PROBLEM STATEMENT:
Every line of the material below should be repeated exactly.
--- Start INFORMATION PROVIDED ---
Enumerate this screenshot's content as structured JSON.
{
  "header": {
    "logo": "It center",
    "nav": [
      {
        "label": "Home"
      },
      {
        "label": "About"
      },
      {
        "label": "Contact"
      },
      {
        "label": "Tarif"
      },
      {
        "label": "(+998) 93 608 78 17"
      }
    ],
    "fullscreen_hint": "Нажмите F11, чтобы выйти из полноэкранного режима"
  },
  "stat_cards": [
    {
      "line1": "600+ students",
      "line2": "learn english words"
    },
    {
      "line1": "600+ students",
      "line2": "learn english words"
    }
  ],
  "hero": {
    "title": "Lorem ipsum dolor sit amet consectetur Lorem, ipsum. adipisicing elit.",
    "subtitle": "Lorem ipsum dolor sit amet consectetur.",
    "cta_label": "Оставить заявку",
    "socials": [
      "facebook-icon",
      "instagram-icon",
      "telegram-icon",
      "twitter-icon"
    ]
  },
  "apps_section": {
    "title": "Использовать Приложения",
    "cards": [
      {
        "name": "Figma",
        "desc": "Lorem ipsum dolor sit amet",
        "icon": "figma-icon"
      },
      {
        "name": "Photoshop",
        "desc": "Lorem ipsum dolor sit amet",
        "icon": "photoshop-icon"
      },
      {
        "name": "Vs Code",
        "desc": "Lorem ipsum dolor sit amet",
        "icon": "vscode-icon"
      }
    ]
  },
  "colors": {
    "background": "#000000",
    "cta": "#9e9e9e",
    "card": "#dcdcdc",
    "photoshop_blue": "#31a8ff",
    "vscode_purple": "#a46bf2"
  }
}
--- End INFORMATION PROVIDED ---
SOLUTION TO THE EXERCISE:
Enumerate this screenshot's content as structured JSON.
{
  "header": {
    "logo": "It center",
    "nav": [
      {
        "label": "Home"
      },
      {
        "label": "About"
      },
      {
        "label": "Contact"
      },
      {
        "label": "Tarif"
      },
      {
        "label": "(+998) 93 608 78 17"
      }
    ],
    "fullscreen_hint": "Нажмите F11, чтобы выйти из полноэкранного режима"
  },
  "stat_cards": [
    {
      "line1": "600+ students",
      "line2": "learn english words"
    },
    {
      "line1": "600+ students",
      "line2": "learn english words"
    }
  ],
  "hero": {
    "title": "Lorem ipsum dolor sit amet consectetur Lorem, ipsum. adipisicing elit.",
    "subtitle": "Lorem ipsum dolor sit amet consectetur.",
    "cta_label": "Оставить заявку",
    "socials": [
      "facebook-icon",
      "instagram-icon",
      "telegram-icon",
      "twitter-icon"
    ]
  },
  "apps_section": {
    "title": "Использовать Приложения",
    "cards": [
      {
        "name": "Figma",
        "desc": "Lorem ipsum dolor sit amet",
        "icon": "figma-icon"
      },
      {
        "name": "Photoshop",
        "desc": "Lorem ipsum dolor sit amet",
        "icon": "photoshop-icon"
      },
      {
        "name": "Vs Code",
        "desc": "Lorem ipsum dolor sit amet",
        "icon": "vscode-icon"
      }
    ]
  },
  "colors": {
    "background": "#000000",
    "cta": "#9e9e9e",
    "card": "#dcdcdc",
    "photoshop_blue": "#31a8ff",
    "vscode_purple": "#a46bf2"
  }
}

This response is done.